● **RECORDED INFORMATION**:
+-------+

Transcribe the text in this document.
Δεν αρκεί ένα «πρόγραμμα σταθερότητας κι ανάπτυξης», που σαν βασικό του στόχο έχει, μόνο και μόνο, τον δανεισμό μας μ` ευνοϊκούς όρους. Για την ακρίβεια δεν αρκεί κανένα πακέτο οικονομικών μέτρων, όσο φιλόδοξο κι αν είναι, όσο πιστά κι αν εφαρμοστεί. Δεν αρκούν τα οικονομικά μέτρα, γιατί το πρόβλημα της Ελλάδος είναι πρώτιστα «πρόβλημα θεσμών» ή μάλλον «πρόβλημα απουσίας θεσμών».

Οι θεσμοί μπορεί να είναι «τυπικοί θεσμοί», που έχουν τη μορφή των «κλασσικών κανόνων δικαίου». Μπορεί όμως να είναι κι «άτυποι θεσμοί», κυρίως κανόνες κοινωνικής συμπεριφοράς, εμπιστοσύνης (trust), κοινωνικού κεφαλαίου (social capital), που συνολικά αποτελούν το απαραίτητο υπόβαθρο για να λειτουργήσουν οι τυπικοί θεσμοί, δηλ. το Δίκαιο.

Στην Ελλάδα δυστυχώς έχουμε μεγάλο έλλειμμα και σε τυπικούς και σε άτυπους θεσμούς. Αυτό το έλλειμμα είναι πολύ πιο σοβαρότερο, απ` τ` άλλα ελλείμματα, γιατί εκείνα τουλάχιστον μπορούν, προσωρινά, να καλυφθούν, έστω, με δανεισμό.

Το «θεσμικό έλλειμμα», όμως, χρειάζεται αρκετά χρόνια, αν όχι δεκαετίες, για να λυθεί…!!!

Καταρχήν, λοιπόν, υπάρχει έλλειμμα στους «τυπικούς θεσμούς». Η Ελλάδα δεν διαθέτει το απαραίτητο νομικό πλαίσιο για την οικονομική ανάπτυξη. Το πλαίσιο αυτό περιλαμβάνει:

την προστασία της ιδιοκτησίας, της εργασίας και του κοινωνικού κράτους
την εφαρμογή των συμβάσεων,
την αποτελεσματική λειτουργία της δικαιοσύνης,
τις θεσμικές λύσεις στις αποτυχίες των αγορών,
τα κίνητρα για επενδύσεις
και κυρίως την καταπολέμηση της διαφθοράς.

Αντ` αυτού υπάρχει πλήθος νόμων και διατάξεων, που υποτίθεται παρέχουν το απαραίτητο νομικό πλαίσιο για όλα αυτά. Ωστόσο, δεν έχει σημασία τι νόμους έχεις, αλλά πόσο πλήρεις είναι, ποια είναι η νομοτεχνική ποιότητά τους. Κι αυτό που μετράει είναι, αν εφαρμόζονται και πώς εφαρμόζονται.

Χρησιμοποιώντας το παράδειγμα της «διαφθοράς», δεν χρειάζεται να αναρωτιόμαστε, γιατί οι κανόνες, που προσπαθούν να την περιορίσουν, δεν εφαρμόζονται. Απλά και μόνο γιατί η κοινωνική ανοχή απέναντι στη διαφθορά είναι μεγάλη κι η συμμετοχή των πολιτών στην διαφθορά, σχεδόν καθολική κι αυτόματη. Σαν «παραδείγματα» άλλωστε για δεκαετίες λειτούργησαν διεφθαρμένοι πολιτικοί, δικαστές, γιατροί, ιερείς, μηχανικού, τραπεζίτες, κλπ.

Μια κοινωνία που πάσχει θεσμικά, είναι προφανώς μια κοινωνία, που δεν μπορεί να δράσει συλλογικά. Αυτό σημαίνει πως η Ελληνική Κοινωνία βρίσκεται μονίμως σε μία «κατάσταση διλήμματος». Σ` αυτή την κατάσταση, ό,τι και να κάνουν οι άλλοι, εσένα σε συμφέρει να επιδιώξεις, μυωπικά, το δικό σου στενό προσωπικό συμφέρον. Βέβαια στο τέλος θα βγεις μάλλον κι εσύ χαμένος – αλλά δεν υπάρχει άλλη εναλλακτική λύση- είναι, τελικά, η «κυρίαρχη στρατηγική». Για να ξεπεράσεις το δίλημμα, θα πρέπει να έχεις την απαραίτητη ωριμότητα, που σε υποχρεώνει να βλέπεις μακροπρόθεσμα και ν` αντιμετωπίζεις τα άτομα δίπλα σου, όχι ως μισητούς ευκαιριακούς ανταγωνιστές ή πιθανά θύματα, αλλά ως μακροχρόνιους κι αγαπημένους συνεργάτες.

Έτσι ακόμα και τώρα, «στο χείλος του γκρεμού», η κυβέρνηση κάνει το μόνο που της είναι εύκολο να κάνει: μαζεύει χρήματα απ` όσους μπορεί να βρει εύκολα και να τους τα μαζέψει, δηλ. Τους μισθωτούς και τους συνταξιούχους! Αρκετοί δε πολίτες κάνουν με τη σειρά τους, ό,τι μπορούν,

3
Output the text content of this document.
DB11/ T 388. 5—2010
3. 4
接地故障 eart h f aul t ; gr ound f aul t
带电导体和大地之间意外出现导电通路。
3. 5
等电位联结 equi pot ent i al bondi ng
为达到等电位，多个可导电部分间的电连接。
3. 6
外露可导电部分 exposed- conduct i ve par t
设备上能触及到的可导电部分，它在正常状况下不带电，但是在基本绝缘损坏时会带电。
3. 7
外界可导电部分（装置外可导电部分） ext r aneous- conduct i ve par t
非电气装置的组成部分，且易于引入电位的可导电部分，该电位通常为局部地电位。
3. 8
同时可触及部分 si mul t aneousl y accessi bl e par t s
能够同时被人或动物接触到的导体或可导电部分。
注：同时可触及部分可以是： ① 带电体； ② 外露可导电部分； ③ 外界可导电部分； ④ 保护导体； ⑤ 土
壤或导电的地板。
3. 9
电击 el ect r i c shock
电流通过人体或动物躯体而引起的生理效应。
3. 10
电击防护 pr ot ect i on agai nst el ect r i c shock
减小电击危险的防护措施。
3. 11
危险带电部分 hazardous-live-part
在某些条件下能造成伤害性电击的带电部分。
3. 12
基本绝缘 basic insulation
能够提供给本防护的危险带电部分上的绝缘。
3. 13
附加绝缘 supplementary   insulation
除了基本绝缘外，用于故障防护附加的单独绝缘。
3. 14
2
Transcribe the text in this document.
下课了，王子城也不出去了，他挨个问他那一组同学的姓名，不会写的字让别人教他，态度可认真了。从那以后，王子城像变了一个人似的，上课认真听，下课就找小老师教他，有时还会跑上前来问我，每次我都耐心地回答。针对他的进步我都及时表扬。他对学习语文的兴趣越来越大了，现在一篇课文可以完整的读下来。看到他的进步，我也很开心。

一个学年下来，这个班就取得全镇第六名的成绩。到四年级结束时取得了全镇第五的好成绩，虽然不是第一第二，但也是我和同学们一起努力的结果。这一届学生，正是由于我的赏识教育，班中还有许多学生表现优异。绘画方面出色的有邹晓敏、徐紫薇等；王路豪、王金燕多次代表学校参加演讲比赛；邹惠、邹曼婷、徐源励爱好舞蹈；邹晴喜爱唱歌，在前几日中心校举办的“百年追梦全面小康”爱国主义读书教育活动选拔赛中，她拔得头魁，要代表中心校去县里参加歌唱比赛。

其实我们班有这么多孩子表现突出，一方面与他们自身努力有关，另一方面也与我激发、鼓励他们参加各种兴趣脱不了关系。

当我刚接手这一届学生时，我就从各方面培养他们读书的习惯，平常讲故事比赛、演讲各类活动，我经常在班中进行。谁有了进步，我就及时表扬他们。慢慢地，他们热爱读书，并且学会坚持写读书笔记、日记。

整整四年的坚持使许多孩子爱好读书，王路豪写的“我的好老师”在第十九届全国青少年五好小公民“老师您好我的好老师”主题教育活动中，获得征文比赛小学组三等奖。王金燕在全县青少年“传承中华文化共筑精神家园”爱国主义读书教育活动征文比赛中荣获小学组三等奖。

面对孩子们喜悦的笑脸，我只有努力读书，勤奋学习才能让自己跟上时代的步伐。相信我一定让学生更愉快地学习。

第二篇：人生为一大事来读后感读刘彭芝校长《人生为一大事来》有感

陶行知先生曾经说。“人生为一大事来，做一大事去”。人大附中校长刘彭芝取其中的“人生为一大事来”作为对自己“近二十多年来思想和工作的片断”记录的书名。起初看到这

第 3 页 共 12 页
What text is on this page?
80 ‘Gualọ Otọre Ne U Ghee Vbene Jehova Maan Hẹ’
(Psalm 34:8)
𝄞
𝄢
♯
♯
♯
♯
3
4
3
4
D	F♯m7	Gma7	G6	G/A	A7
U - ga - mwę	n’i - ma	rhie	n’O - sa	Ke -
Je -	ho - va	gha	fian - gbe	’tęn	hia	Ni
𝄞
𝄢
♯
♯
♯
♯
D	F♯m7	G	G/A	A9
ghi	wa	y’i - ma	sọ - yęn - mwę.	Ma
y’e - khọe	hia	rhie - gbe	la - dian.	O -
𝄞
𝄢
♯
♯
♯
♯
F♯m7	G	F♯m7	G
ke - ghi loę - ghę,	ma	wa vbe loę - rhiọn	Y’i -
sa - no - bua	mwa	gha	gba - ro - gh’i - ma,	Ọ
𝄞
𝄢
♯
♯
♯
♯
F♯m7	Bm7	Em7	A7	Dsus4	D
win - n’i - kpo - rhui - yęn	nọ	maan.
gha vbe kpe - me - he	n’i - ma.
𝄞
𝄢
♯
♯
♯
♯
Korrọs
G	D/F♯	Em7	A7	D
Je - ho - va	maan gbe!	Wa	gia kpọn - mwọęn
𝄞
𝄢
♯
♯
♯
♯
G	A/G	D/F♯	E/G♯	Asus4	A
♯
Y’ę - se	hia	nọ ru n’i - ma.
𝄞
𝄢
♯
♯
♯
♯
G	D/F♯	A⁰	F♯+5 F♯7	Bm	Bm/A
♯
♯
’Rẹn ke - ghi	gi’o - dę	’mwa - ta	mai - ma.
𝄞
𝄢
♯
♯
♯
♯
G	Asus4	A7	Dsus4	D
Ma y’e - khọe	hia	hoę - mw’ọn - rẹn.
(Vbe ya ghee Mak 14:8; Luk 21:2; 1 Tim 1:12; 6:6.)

+-------+

● **PROMPT**:
The answer consists only of the lines from the one containing "What text is on this page?" to the end of the records, each written out exactly.

● **SOLUTION TO THIS EXERCISE**:
What text is on this page?
80 ‘Gualọ Otọre Ne U Ghee Vbene Jehova Maan Hẹ’
(Psalm 34:8)
𝄞
𝄢
♯
♯
♯
♯
3
4
3
4
D	F♯m7	Gma7	G6	G/A	A7
U - ga - mwę	n’i - ma	rhie	n’O - sa	Ke -
Je -	ho - va	gha	fian - gbe	’tęn	hia	Ni
𝄞
𝄢
♯
♯
♯
♯
D	F♯m7	G	G/A	A9
ghi	wa	y’i - ma	sọ - yęn - mwę.	Ma
y’e - khọe	hia	rhie - gbe	la - dian.	O -
𝄞
𝄢
♯
♯
♯
♯
F♯m7	G	F♯m7	G
ke - ghi loę - ghę,	ma	wa vbe loę - rhiọn	Y’i -
sa - no - bua	mwa	gha	gba - ro - gh’i - ma,	Ọ
𝄞
𝄢
♯
♯
♯
♯
F♯m7	Bm7	Em7	A7	Dsus4	D
win - n’i - kpo - rhui - yęn	nọ	maan.
gha vbe kpe - me - he	n’i - ma.
𝄞
𝄢
♯
♯
♯
♯
Korrọs
G	D/F♯	Em7	A7	D
Je - ho - va	maan gbe!	Wa	gia kpọn - mwọęn
𝄞
𝄢
♯
♯
♯
♯
G	A/G	D/F♯	E/G♯	Asus4	A
♯
Y’ę - se	hia	nọ ru n’i - ma.
𝄞
𝄢
♯
♯
♯
♯
G	D/F♯	A⁰	F♯+5 F♯7	Bm	Bm/A
♯
♯
’Rẹn ke - ghi	gi’o - dę	’mwa - ta	mai - ma.
𝄞
𝄢
♯
♯
♯
♯
G	Asus4	A7	Dsus4	D
Ma y’e - khọe	hia	hoę - mw’ọn - rẹn.
(Vbe ya ghee Mak 14:8; Luk 21:2; 1 Tim 1:12; 6:6.)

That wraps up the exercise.